> EXERCISE GOAL:
Search the listing below for the string "City" and show each line that contains it.

> DATASET ENTRIES:
»»

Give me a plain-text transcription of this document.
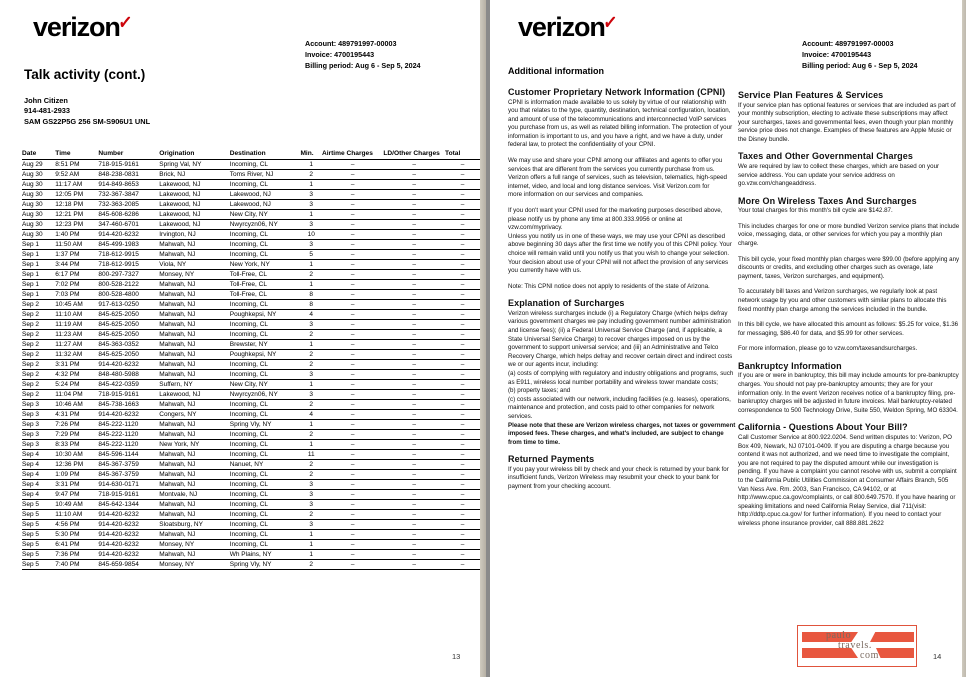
verizon✓
Account: 489791997-00003
Invoice: 4700195443
Billing period: Aug 6 - Sep 5, 2024
Talk activity (cont.)
John Citizen
914-481-2933
SAM GS22P5G 256 SM-S906U1 UNL
Date	Time	Number	Origination	Destination	Min.	Airtime Charges	LD/Other Charges	Total
Aug 29	8:51 PM	718-915-9161	Spring Val, NY	Incoming, CL	1	–	–	–
Aug 30	9:52 AM	848-238-0831	Brick, NJ	Toms River, NJ	2	–	–	–
Aug 30	11:17 AM	914-849-8653	Lakewood, NJ	Incoming, CL	1	–	–	–
Aug 30	12:05 PM	732-367-3847	Lakewood, NJ	Lakewood, NJ	3	–	–	–
Aug 30	12:18 PM	732-363-2085	Lakewood, NJ	Lakewood, NJ	3	–	–	–
Aug 30	12:21 PM	845-608-6286	Lakewood, NJ	New City, NY	1	–	–	–
Aug 30	12:23 PM	347-460-6701	Lakewood, NJ	Nwyrcyzn06, NY	3	–	–	–
Aug 30	1:40 PM	914-420-6232	Irvington, NJ	Incoming, CL	10	–	–	–
Sep 1	11:50 AM	845-499-1983	Mahwah, NJ	Incoming, CL	3	–	–	–
Sep 1	1:37 PM	718-612-9915	Mahwah, NJ	Incoming, CL	5	–	–	–
Sep 1	3:44 PM	718-612-9915	Viola, NY	New York, NY	1	–	–	–
Sep 1	6:17 PM	800-297-7327	Monsey, NY	Toll-Free, CL	2	–	–	–
Sep 1	7:02 PM	800-528-2122	Mahwah, NJ	Toll-Free, CL	1	–	–	–
Sep 1	7:03 PM	800-528-4800	Mahwah, NJ	Toll-Free, CL	8	–	–	–
Sep 2	10:45 AM	917-613-0250	Mahwah, NJ	Incoming, CL	8	–	–	–
Sep 2	11:10 AM	845-625-2050	Mahwah, NJ	Poughkepsi, NY	4	–	–	–
Sep 2	11:19 AM	845-625-2050	Mahwah, NJ	Incoming, CL	3	–	–	–
Sep 2	11:23 AM	845-625-2050	Mahwah, NJ	Incoming, CL	2	–	–	–
Sep 2	11:27 AM	845-363-0352	Mahwah, NJ	Brewster, NY	1	–	–	–
Sep 2	11:32 AM	845-625-2050	Mahwah, NJ	Poughkepsi, NY	2	–	–	–
Sep 2	3:31 PM	914-420-6232	Mahwah, NJ	Incoming, CL	2	–	–	–
Sep 2	4:32 PM	848-480-5988	Mahwah, NJ	Incoming, CL	3	–	–	–
Sep 2	5:24 PM	845-422-0359	Suffern, NY	New City, NY	1	–	–	–
Sep 2	11:04 PM	718-915-9161	Lakewood, NJ	Nwyrcyzn06, NY	3	–	–	–
Sep 3	10:46 AM	845-738-1663	Mahwah, NJ	Incoming, CL	2	–	–	–
Sep 3	4:31 PM	914-420-6232	Congers, NY	Incoming, CL	4	–	–	–
Sep 3	7:26 PM	845-222-1120	Mahwah, NJ	Spring Vly, NY	1	–	–	–
Sep 3	7:29 PM	845-222-1120	Mahwah, NJ	Incoming, CL	2	–	–	–
Sep 3	8:33 PM	845-222-1120	New York, NY	Incoming, CL	1	–	–	–
Sep 4	10:30 AM	845-596-1144	Mahwah, NJ	Incoming, CL	11	–	–	–
Sep 4	12:36 PM	845-367-3759	Mahwah, NJ	Nanuet, NY	2	–	–	–
Sep 4	1:09 PM	845-367-3759	Mahwah, NJ	Incoming, CL	2	–	–	–
Sep 4	3:31 PM	914-630-0171	Mahwah, NJ	Incoming, CL	3	–	–	–
Sep 4	9:47 PM	718-915-9161	Montvale, NJ	Incoming, CL	3	–	–	–
Sep 5	10:49 AM	845-642-1344	Mahwah, NJ	Incoming, CL	3	–	–	–
Sep 5	11:10 AM	914-420-6232	Mahwah, NJ	Incoming, CL	2	–	–	–
Sep 5	4:56 PM	914-420-6232	Sloatsburg, NY	Incoming, CL	3	–	–	–
Sep 5	5:30 PM	914-420-6232	Mahwah, NJ	Incoming, CL	1	–	–	–
Sep 5	6:41 PM	914-420-6232	Monsey, NY	Incoming, CL	1	–	–	–
Sep 5	7:36 PM	914-420-6232	Mahwah, NJ	Wh Plains, NY	1	–	–	–
Sep 5	7:40 PM	845-659-9854	Monsey, NY	Spring Vly, NY	2	–	–	–
13
verizon✓
Account: 489791997-00003
Invoice: 4700195443
Billing period: Aug 6 - Sep 5, 2024
Additional information
Customer Proprietary Network Information (CPNI)

CPNI is information made available to us solely by virtue of our relationship with you that relates to the type, quantity, destination, technical configuration, location, and amount of use of the telecommunications and interconnected VoIP services you purchase from us, as well as related billing information. The protection of your information is important to us, and you have a right, and we have a duty, under federal law, to protect the confidentiality of your CPNI.

We may use and share your CPNI among our affiliates and agents to offer you services that are different from the services you currently purchase from us. Verizon offers a full range of services, such as television, telematics, high-speed internet, video, and local and long distance services. Visit Verizon.com for

more information on our services and companies.

If you don't want your CPNI used for the marketing purposes described above, please notify us by phone any time at 800.333.9956 or online at vzw.com/myprivacy.

Unless you notify us in one of these ways, we may use your CPNI as described above beginning 30 days after the first time we notify you of this CPNI policy. Your choice will remain valid until you notify us that you wish to change your selection. Your decision about use of your CPNI will not affect the provision of any services you currently have with us.

Note: This CPNI notice does not apply to residents of the state of Arizona.

Explanation of Surcharges

Verizon wireless surcharges include (i) a Regulatory Charge (which helps defray various government charges we pay including government number administration and license fees); (ii) a Federal Universal Service Charge (and, if applicable, a State Universal Service Charge) to recover charges imposed on us by the government to support universal service; and (iii) an Administrative and Telco Recovery Charge, which helps defray and recover certain direct and indirect costs we or our agents incur, including:

(a) costs of complying with regulatory and industry obligations and programs, such as E911, wireless local number portability and wireless tower mandate costs;

(b) property taxes; and

(c) costs associated with our network, including facilities (e.g. leases), operations, maintenance and protection, and costs paid to other companies for network services.

Please note that these are Verizon wireless charges, not taxes or government imposed fees. These charges, and what's included, are subject to change from time to time.

Returned Payments

If you pay your wireless bill by check and your check is returned by your bank for insufficient funds, Verizon Wireless may resubmit your check to your bank for payment from your checking account.

Service Plan Features & Services

If your service plan has optional features or services that are included as part of your monthly subscription, electing to activate these subscriptions may affect your surcharges, taxes and governmental fees, even though your plan monthly service price does not change. Examples of these features are Apple Music or the Disney bundle.

Taxes and Other Governmental Charges

We are required by law to collect these charges, which are based on your service address. You can update your service address on go.vzw.com/changeaddress.

More On Wireless Taxes And Surcharges

Your total charges for this month's bill cycle are $142.87.

This includes charges for one or more bundled Verizon service plans that include voice, messaging, data, or other services for which you pay a monthly plan charge.

This bill cycle, your fixed monthly plan charges were $99.00 (before applying any discounts or credits, and excluding other charges such as overage, late payment, taxes, Verizon surcharges, and equipment).

To accurately bill taxes and Verizon surcharges, we regularly look at past network usage by you and other customers with similar plans to allocate this fixed monthly plan charge among the services included in the bundle.

In this bill cycle, we have allocated this amount as follows: $5.25 for voice, $1.36 for messaging, $86.40 for data, and $5.99 for other services.

For more information, please go to vzw.com/taxesandsurcharges.

Bankruptcy Information

If you are or were in bankruptcy, this bill may include amounts for pre-bankruptcy charges. You should not pay pre-bankruptcy amounts; they are for your information only. In the event Verizon receives notice of a bankruptcy filing, pre-bankruptcy charges will be adjusted in future invoices. Mail bankruptcy-related correspondence to 500 Technology Drive, Suite 550, Weldon Spring, MO 63304.

California - Questions About Your Bill?

Call Customer Service at 800.922.0204. Send written disputes to: Verizon, PO Box 409, Newark, NJ 07101-0409. If you are disputing a charge because you contend it was not authorized, and we need time to investigate the complaint, you are not required to pay the disputed amount while our investigation is pending. If you have a complaint you cannot resolve with us, submit a complaint to the California Public Utilities Commission at Consumer Affairs Branch, 505 Van Ness Ave. Rm. 2003, San Francisco, CA 94102, or at http://www.cpuc.ca.gov/complaints, or call 800.649.7570. If you have hearing or speaking limitations and need California Relay Service, dial 711(visit: http://ddtp.cpuc.ca.gov/ for further information). If you need to contact your wireless phone insurance provider, call 888.881.2622

14
paulo
travels.
com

««

> OUTPUT:
Aug 30	12:21 PM	845-608-6286	Lakewood, NJ	New City, NY	1	–	–	–
Sep 2	5:24 PM	845-422-0359	Suffern, NY	New City, NY	1	–	–	–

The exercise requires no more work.